**Data to process**
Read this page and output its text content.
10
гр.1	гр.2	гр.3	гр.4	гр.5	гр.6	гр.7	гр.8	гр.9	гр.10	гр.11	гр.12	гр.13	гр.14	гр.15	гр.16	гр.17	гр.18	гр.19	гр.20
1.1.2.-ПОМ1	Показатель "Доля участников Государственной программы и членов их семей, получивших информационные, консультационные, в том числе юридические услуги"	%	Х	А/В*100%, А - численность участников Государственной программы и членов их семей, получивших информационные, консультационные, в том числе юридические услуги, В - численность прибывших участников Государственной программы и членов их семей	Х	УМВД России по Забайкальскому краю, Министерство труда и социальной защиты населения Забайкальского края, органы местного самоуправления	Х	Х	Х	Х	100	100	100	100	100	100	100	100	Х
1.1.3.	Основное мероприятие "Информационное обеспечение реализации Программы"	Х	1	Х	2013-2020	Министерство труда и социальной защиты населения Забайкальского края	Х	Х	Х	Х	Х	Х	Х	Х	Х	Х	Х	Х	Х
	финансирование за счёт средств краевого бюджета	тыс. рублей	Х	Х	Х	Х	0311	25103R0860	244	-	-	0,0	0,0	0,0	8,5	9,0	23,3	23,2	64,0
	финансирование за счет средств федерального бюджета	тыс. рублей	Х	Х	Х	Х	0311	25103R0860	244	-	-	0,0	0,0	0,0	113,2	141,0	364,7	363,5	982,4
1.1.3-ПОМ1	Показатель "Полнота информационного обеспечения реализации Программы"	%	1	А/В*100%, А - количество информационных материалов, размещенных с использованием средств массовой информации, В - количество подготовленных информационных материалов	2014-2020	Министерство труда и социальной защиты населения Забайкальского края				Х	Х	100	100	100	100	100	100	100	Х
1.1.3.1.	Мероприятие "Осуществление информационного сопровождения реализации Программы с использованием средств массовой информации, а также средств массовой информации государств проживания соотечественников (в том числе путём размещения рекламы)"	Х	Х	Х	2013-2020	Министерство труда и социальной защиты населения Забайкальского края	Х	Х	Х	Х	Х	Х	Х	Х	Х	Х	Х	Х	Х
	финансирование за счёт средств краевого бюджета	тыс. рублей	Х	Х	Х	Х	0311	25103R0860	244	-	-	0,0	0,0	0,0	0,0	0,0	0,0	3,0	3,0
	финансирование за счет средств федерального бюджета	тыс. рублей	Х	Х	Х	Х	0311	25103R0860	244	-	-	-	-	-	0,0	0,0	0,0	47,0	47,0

**Exercise task**
Extract all lines from the data in which "федерального" is found.

**Response to this exercise**
	финансирование за счет средств федерального бюджета	тыс. рублей	Х	Х	Х	Х	0311	25103R0860	244	-	-	0,0	0,0	0,0	113,2	141,0	364,7	363,5	982,4
	финансирование за счет средств федерального бюджета	тыс. рублей	Х	Х	Х	Х	0311	25103R0860	244	-	-	-	-	-	0,0	0,0	0,0	47,0	47,0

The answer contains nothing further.